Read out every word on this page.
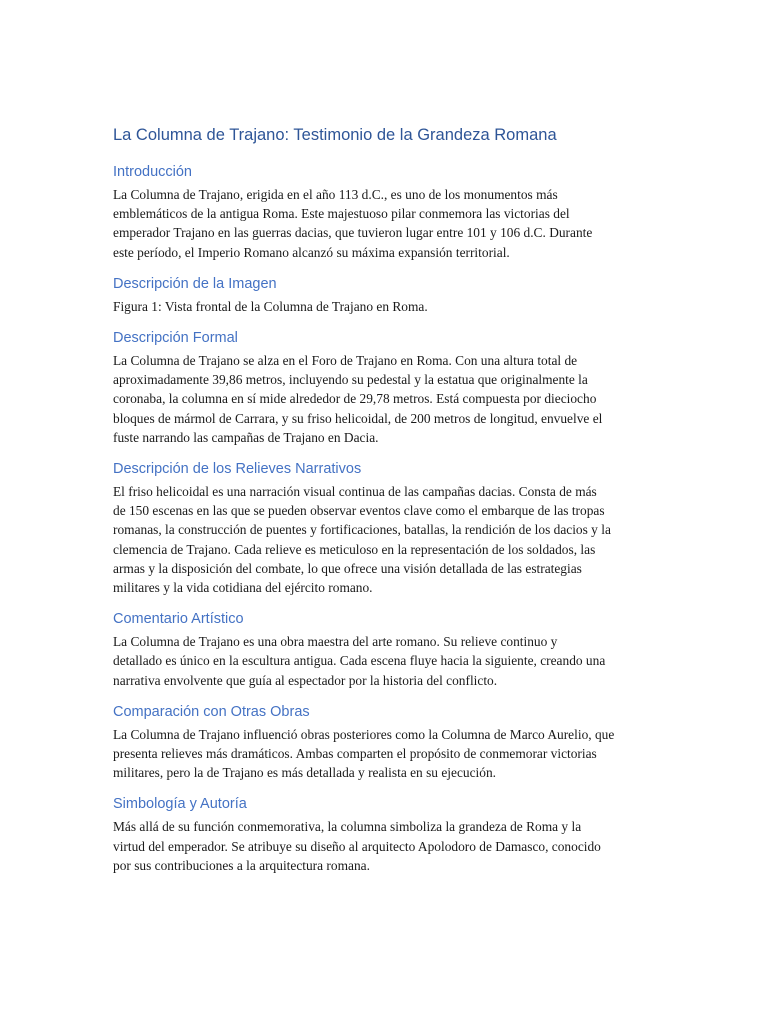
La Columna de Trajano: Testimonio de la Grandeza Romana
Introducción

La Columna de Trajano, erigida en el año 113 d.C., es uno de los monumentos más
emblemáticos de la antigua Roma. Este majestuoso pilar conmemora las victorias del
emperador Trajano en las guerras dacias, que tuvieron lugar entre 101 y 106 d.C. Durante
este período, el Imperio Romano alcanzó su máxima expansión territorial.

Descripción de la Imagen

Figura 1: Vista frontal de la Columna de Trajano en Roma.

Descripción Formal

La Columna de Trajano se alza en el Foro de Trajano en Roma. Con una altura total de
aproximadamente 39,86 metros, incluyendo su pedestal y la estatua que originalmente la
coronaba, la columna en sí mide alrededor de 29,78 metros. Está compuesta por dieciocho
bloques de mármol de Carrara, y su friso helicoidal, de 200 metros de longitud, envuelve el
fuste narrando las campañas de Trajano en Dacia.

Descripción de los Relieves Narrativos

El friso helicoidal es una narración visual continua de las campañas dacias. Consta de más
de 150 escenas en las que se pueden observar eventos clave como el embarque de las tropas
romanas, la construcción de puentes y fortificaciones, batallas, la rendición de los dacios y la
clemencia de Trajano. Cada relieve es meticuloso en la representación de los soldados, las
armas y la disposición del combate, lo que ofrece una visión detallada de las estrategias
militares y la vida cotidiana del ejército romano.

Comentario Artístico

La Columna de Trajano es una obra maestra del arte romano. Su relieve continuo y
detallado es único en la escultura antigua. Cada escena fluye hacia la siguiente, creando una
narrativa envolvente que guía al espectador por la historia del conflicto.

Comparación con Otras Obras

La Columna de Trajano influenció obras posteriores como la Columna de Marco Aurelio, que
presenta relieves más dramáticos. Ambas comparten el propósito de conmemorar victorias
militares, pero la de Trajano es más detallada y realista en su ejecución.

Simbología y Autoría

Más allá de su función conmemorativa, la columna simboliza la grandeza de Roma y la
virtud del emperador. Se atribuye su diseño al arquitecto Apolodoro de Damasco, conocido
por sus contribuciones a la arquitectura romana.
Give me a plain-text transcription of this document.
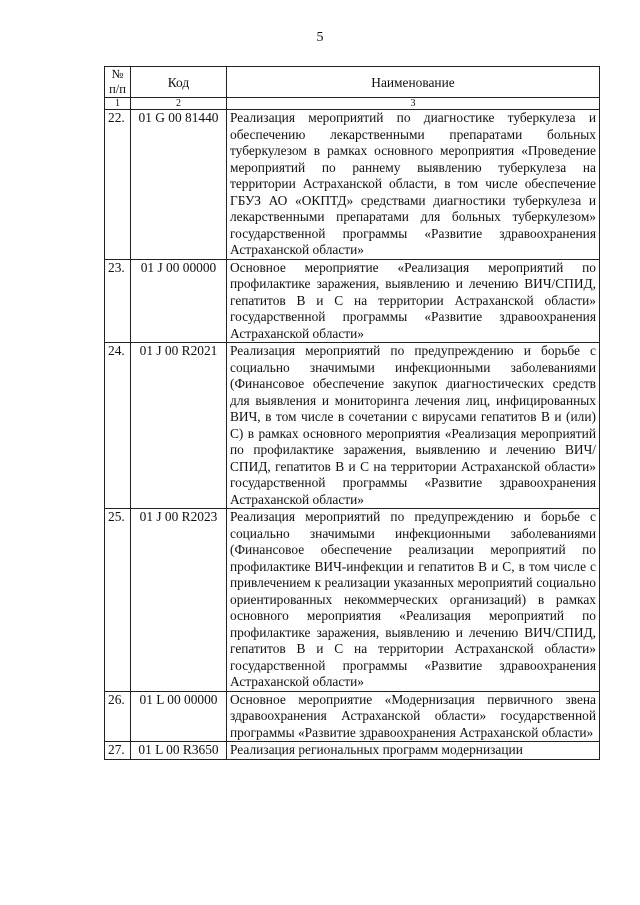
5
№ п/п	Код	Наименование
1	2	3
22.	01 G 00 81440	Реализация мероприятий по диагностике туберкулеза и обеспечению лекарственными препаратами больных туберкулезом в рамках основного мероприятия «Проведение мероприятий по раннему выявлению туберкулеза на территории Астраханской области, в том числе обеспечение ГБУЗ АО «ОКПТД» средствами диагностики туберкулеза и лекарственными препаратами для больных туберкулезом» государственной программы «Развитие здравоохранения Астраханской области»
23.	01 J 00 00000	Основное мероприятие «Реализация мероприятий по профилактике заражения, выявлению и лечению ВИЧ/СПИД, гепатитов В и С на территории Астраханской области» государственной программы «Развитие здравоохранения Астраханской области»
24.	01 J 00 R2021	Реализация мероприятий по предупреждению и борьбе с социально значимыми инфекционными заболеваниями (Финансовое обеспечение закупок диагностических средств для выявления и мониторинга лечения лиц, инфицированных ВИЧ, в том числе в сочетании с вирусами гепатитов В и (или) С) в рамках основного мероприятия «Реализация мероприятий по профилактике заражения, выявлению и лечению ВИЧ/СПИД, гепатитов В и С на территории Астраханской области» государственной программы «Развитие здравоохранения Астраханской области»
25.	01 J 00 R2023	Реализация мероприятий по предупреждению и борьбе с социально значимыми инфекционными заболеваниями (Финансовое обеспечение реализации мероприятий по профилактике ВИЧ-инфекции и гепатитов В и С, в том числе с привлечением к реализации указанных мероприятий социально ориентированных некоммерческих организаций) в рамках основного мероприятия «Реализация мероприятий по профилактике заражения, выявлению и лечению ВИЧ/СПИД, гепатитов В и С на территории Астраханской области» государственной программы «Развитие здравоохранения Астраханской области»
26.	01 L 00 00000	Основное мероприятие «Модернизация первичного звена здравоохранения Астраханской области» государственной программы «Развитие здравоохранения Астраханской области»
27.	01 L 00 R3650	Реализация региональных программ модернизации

→ YOUR OBJECTIVE
Quote every record above exactly, leaving out any pictures.

→ TASK ANSWER
Read out every word on this page.
La Columna de Trajano: Testimonio de la Grandeza Romana
Introducción

La Columna de Trajano, erigida en el año 113 d.C., es uno de los monumentos más
emblemáticos de la antigua Roma. Este majestuoso pilar conmemora las victorias del
emperador Trajano en las guerras dacias, que tuvieron lugar entre 101 y 106 d.C. Durante
este período, el Imperio Romano alcanzó su máxima expansión territorial.

Descripción de la Imagen

Figura 1: Vista frontal de la Columna de Trajano en Roma.

Descripción Formal

La Columna de Trajano se alza en el Foro de Trajano en Roma. Con una altura total de
aproximadamente 39,86 metros, incluyendo su pedestal y la estatua que originalmente la
coronaba, la columna en sí mide alrededor de 29,78 metros. Está compuesta por dieciocho
bloques de mármol de Carrara, y su friso helicoidal, de 200 metros de longitud, envuelve el
fuste narrando las campañas de Trajano en Dacia.

Descripción de los Relieves Narrativos

El friso helicoidal es una narración visual continua de las campañas dacias. Consta de más
de 150 escenas en las que se pueden observar eventos clave como el embarque de las tropas
romanas, la construcción de puentes y fortificaciones, batallas, la rendición de los dacios y la
clemencia de Trajano. Cada relieve es meticuloso en la representación de los soldados, las
armas y la disposición del combate, lo que ofrece una visión detallada de las estrategias
militares y la vida cotidiana del ejército romano.

Comentario Artístico

La Columna de Trajano es una obra maestra del arte romano. Su relieve continuo y
detallado es único en la escultura antigua. Cada escena fluye hacia la siguiente, creando una
narrativa envolvente que guía al espectador por la historia del conflicto.

Comparación con Otras Obras

La Columna de Trajano influenció obras posteriores como la Columna de Marco Aurelio, que
presenta relieves más dramáticos. Ambas comparten el propósito de conmemorar victorias
militares, pero la de Trajano es más detallada y realista en su ejecución.

Simbología y Autoría

Más allá de su función conmemorativa, la columna simboliza la grandeza de Roma y la
virtud del emperador. Se atribuye su diseño al arquitecto Apolodoro de Damasco, conocido
por sus contribuciones a la arquitectura romana.
Give me a plain-text transcription of this document.
5
№ п/п	Код	Наименование
1	2	3
22.	01 G 00 81440	Реализация мероприятий по диагностике туберкулеза и обеспечению лекарственными препаратами больных туберкулезом в рамках основного мероприятия «Проведение мероприятий по раннему выявлению туберкулеза на территории Астраханской области, в том числе обеспечение ГБУЗ АО «ОКПТД» средствами диагностики туберкулеза и лекарственными препаратами для больных туберкулезом» государственной программы «Развитие здравоохранения Астраханской области»
23.	01 J 00 00000	Основное мероприятие «Реализация мероприятий по профилактике заражения, выявлению и лечению ВИЧ/СПИД, гепатитов В и С на территории Астраханской области» государственной программы «Развитие здравоохранения Астраханской области»
24.	01 J 00 R2021	Реализация мероприятий по предупреждению и борьбе с социально значимыми инфекционными заболеваниями (Финансовое обеспечение закупок диагностических средств для выявления и мониторинга лечения лиц, инфицированных ВИЧ, в том числе в сочетании с вирусами гепатитов В и (или) С) в рамках основного мероприятия «Реализация мероприятий по профилактике заражения, выявлению и лечению ВИЧ/СПИД, гепатитов В и С на территории Астраханской области» государственной программы «Развитие здравоохранения Астраханской области»
25.	01 J 00 R2023	Реализация мероприятий по предупреждению и борьбе с социально значимыми инфекционными заболеваниями (Финансовое обеспечение реализации мероприятий по профилактике ВИЧ-инфекции и гепатитов В и С, в том числе с привлечением к реализации указанных мероприятий социально ориентированных некоммерческих организаций) в рамках основного мероприятия «Реализация мероприятий по профилактике заражения, выявлению и лечению ВИЧ/СПИД, гепатитов В и С на территории Астраханской области» государственной программы «Развитие здравоохранения Астраханской области»
26.	01 L 00 00000	Основное мероприятие «Модернизация первичного звена здравоохранения Астраханской области» государственной программы «Развитие здравоохранения Астраханской области»
27.	01 L 00 R3650	Реализация региональных программ модернизации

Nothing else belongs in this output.